— PROVIDED TEXT —
━━━━━━━━━━━━━━━━━━━━━━━━━━━━━━
June 14th, 2019
Daily Market Commentary
- Canadian Headlines
- Canadian equities finish Thursday’s session little changed, as consumer discretionary stocks outperformed, led by Dollarama, and telecommunications lagged. The S&P/TSX Composite Index rose 0.07% in Toronto. Dollarama rallied on better first quarter same-store results, while Meg Energy staged a late rally after Canadian investor Seymour Schulich initiated a “big new investment” in the company. Canadian borrowers joined a slew of new debt deals from around the globe to raise at least C$17.7 billion ($13.35 billion) this week as issuers including the financing arm of the nation’s housing agency and a cannabis company took advantage of a lull in the global trade war.
- Canada’s largest alternative asset manager has secured a green loan for commercial towers in Australia, adding to signs that the market for such fundraising in the Asia-Pacific region is catching up with elsewhere in the world. Brookfield Properties, a subsidiary of Brookfield Asset Management Inc., got the A$880 million ($608 million) loan to refinance facilities that were used for the two energy-efficient office towers in Perth in Western Australia. The financing is the largest single-asset green loan syndication completed Down Under. Demand is growing globally for financing that meets environmental, social and governance standards. The Asia-Pacific region has had about $122 million of green loans signed this year, close to half of the $247 million figure globally and already outpacing growth in the Americas.
- Fans across Canada are celebrating the country’s first championship in one of the four major North American sports leagues since 1993. The Toronto Raptors, led by superstar Kawhi Leonard, defeated the Golden State Warriors in six games to claim the team’s first National Basketball Association title. Canada’s most successful sporting year to date was in 1993, when the Montreal Canadiens captured the Stanley Cup while the Toronto Blue Jays won a second straight World Series.
━━━━━━━━━━━━━━━━━━━━━━━━━━━━━━
— INFORMATION SUPPLIED —
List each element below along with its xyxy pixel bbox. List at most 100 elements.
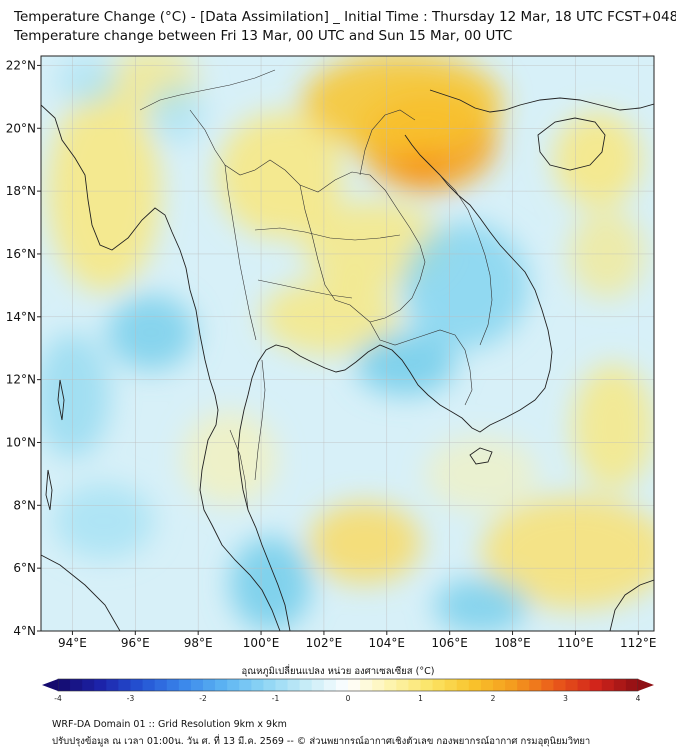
━━━━━━━━━━━━━━━━━━━━━━━━━━━━━━
— REQUEST —
Reproduce everything in the market commentary from "- Canada’s largest" down to "in the Americas.", word for word.

— EXPECTED ANSWER —
- Canada’s largest alternative asset manager has secured a green loan for commercial towers in Australia, adding to signs that the market for such fundraising in the Asia-Pacific region is catching up with elsewhere in the world. Brookfield Properties, a subsidiary of Brookfield Asset Management Inc., got the A$880 million ($608 million) loan to refinance facilities that were used for the two energy-efficient office towers in Perth in Western Australia. The financing is the largest single-asset green loan syndication completed Down Under. Demand is growing globally for financing that meets environmental, social and governance standards. The Asia-Pacific region has had about $122 million of green loans signed this year, close to half of the $247 million figure globally and already outpacing growth in the Americas.